Lines of data:
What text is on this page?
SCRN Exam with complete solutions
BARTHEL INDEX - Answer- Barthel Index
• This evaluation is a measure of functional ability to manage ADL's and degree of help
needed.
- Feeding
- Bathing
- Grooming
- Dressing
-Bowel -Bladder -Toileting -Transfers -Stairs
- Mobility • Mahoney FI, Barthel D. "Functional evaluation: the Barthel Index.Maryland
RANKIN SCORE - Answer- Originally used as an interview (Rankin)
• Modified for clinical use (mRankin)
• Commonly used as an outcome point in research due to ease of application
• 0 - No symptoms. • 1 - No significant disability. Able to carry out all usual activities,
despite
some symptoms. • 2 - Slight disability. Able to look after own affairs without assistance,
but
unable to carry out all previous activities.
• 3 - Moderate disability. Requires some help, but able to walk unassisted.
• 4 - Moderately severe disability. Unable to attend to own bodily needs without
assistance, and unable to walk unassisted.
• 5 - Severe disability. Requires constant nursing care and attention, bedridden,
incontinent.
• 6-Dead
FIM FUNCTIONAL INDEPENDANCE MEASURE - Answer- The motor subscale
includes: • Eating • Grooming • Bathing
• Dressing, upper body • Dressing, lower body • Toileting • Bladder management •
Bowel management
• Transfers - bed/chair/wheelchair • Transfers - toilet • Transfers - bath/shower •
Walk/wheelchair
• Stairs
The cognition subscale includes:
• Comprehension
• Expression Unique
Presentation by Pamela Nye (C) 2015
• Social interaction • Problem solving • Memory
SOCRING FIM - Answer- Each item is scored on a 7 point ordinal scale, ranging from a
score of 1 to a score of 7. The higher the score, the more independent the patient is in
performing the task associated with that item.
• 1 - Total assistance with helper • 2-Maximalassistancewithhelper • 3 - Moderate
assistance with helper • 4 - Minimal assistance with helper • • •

Short exercise >> Which lines contain the word "Answer"? Copy each one.

Finished task >>
BARTHEL INDEX - Answer- Barthel Index
RANKIN SCORE - Answer- Originally used as an interview (Rankin)
FIM FUNCTIONAL INDEPENDANCE MEASURE - Answer- The motor subscale
SOCRING FIM - Answer- Each item is scored on a 7 point ordinal scale, ranging from a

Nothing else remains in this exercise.